[Collected data entries]
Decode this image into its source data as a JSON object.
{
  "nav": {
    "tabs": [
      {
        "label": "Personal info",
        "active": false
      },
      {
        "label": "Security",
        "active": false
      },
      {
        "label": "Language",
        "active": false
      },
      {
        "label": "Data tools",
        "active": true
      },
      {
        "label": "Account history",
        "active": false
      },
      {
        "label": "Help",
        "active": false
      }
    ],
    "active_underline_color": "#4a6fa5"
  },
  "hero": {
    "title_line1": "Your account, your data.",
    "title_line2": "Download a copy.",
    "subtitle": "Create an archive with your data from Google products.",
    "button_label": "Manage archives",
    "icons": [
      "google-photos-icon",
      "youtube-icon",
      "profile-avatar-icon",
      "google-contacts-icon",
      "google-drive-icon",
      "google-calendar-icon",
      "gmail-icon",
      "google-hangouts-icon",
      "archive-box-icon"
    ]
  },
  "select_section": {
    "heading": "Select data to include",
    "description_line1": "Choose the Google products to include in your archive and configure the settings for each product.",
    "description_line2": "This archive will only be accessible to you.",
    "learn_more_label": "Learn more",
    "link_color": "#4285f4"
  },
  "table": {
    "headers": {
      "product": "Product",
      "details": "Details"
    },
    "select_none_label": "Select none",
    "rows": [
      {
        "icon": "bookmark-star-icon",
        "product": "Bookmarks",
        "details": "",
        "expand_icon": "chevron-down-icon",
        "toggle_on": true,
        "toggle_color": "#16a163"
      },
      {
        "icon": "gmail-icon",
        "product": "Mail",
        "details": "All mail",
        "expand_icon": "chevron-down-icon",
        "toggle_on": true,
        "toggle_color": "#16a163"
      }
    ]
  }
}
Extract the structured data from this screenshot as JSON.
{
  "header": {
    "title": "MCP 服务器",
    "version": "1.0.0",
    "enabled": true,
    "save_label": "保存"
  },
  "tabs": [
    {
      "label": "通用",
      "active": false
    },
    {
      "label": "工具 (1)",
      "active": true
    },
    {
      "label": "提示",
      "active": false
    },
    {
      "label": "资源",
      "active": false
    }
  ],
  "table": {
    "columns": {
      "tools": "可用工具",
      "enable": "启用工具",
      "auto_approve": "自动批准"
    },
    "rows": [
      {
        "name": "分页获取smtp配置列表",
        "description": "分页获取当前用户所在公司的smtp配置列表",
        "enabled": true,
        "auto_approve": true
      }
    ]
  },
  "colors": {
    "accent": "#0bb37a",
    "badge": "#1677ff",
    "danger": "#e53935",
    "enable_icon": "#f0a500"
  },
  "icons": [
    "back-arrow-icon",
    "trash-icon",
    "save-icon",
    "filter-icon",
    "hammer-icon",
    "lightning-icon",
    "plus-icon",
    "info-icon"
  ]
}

> Aim of the exercise
Lines from the records above that hold "true" are the ones to list.

> Correct response
        "active": true
        "toggle_on": true,
        "toggle_on": true,
    "enabled": true,
      "active": true
        "enabled": true,
        "auto_approve": true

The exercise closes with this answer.